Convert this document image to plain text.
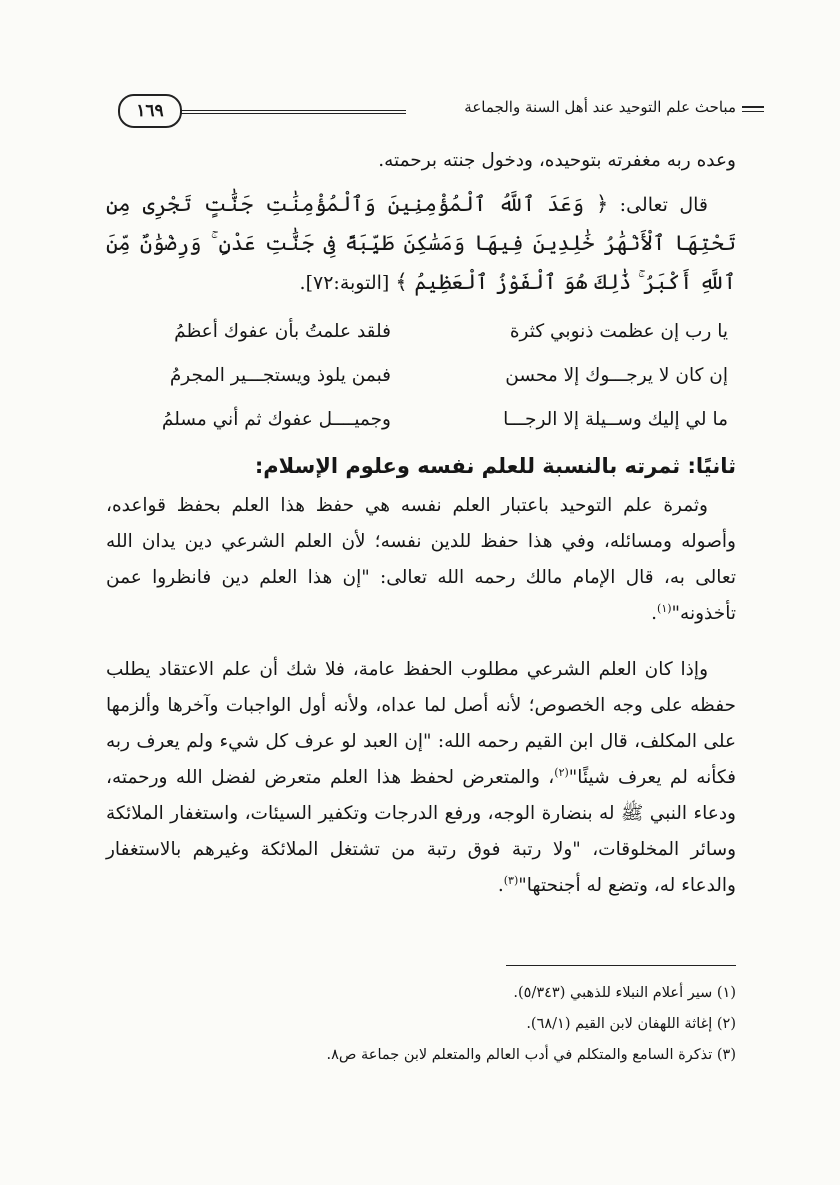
مباحث علم التوحيد عند أهل السنة والجماعة
١٦٩

وعده ربه مغفرته بتوحيده، ودخول جنته برحمته.

قال تعالى: ﴿ وَعَدَ ٱللَّهُ ٱلْمُؤْمِنِينَ وَٱلْمُؤْمِنَٰتِ جَنَّٰتٍ تَجْرِى مِن تَحْتِهَا ٱلْأَنْهَٰرُ خَٰلِدِينَ فِيهَا وَمَسَٰكِنَ طَيِّبَةً فِى جَنَّٰتِ عَدْنٍ ۚ وَرِضْوَٰنٌ مِّنَ ٱللَّهِ أَكْبَرُ ۚ ذَٰلِكَ هُوَ ٱلْفَوْزُ ٱلْعَظِيمُ ﴾ [التوبة:٧٢].

يا رب إن عظمت ذنوبي كثرة
فلقد علمتُ بأن عفوك أعظمُ
إن كان لا يرجـــوك إلا محسن
فبمن يلوذ ويستجـــير المجرمُ
ما لي إليك وســيلة إلا الرجـــا
وجميــــل عفوك ثم أني مسلمُ

ثانيًا: ثمرته بالنسبة للعلم نفسه وعلوم الإسلام:

وثمرة علم التوحيد باعتبار العلم نفسه هي حفظ هذا العلم بحفظ قواعده، وأصوله ومسائله، وفي هذا حفظ للدين نفسه؛ لأن العلم الشرعي دين يدان الله تعالى به، قال الإمام مالك رحمه الله تعالى: "إن هذا العلم دين فانظروا عمن تأخذونه"$^{(١)}$.

وإذا كان العلم الشرعي مطلوب الحفظ عامة، فلا شك أن علم الاعتقاد يطلب حفظه على وجه الخصوص؛ لأنه أصل لما عداه، ولأنه أول الواجبات وآخرها وألزمها على المكلف، قال ابن القيم رحمه الله: "إن العبد لو عرف كل شيء ولم يعرف ربه فكأنه لم يعرف شيئًا"$^{(٢)}$، والمتعرض لحفظ هذا العلم متعرض لفضل الله ورحمته، ودعاء النبي ﷺ له بنضارة الوجه، ورفع الدرجات وتكفير السيئات، واستغفار الملائكة وسائر المخلوقات، "ولا رتبة فوق رتبة من تشتغل الملائكة وغيرهم بالاستغفار والدعاء له، وتضع له أجنحتها"$^{(٣)}$.

(١) سير أعلام النبلاء للذهبي (٥/٣٤٣).
(٢) إغاثة اللهفان لابن القيم (٦٨/١).
(٣) تذكرة السامع والمتكلم في أدب العالم والمتعلم لابن جماعة ص٨.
□ □ □
What you have to do =
Return the material word for word. Pictures are not part of the copy.

Worked answer =
Convert this document image to plain text.
مباحث علم التوحيد عند أهل السنة والجماعة
١٦٩

وعده ربه مغفرته بتوحيده، ودخول جنته برحمته.

قال تعالى: ﴿ وَعَدَ ٱللَّهُ ٱلْمُؤْمِنِينَ وَٱلْمُؤْمِنَٰتِ جَنَّٰتٍ تَجْرِى مِن تَحْتِهَا ٱلْأَنْهَٰرُ خَٰلِدِينَ فِيهَا وَمَسَٰكِنَ طَيِّبَةً فِى جَنَّٰتِ عَدْنٍ ۚ وَرِضْوَٰنٌ مِّنَ ٱللَّهِ أَكْبَرُ ۚ ذَٰلِكَ هُوَ ٱلْفَوْزُ ٱلْعَظِيمُ ﴾ [التوبة:٧٢].

يا رب إن عظمت ذنوبي كثرة
فلقد علمتُ بأن عفوك أعظمُ
إن كان لا يرجـــوك إلا محسن
فبمن يلوذ ويستجـــير المجرمُ
ما لي إليك وســيلة إلا الرجـــا
وجميــــل عفوك ثم أني مسلمُ

ثانيًا: ثمرته بالنسبة للعلم نفسه وعلوم الإسلام:

وثمرة علم التوحيد باعتبار العلم نفسه هي حفظ هذا العلم بحفظ قواعده، وأصوله ومسائله، وفي هذا حفظ للدين نفسه؛ لأن العلم الشرعي دين يدان الله تعالى به، قال الإمام مالك رحمه الله تعالى: "إن هذا العلم دين فانظروا عمن تأخذونه"$^{(١)}$.

وإذا كان العلم الشرعي مطلوب الحفظ عامة، فلا شك أن علم الاعتقاد يطلب حفظه على وجه الخصوص؛ لأنه أصل لما عداه، ولأنه أول الواجبات وآخرها وألزمها على المكلف، قال ابن القيم رحمه الله: "إن العبد لو عرف كل شيء ولم يعرف ربه فكأنه لم يعرف شيئًا"$^{(٢)}$، والمتعرض لحفظ هذا العلم متعرض لفضل الله ورحمته، ودعاء النبي ﷺ له بنضارة الوجه، ورفع الدرجات وتكفير السيئات، واستغفار الملائكة وسائر المخلوقات، "ولا رتبة فوق رتبة من تشتغل الملائكة وغيرهم بالاستغفار والدعاء له، وتضع له أجنحتها"$^{(٣)}$.

(١) سير أعلام النبلاء للذهبي (٥/٣٤٣).
(٢) إغاثة اللهفان لابن القيم (٦٨/١).
(٣) تذكرة السامع والمتكلم في أدب العالم والمتعلم لابن جماعة ص٨.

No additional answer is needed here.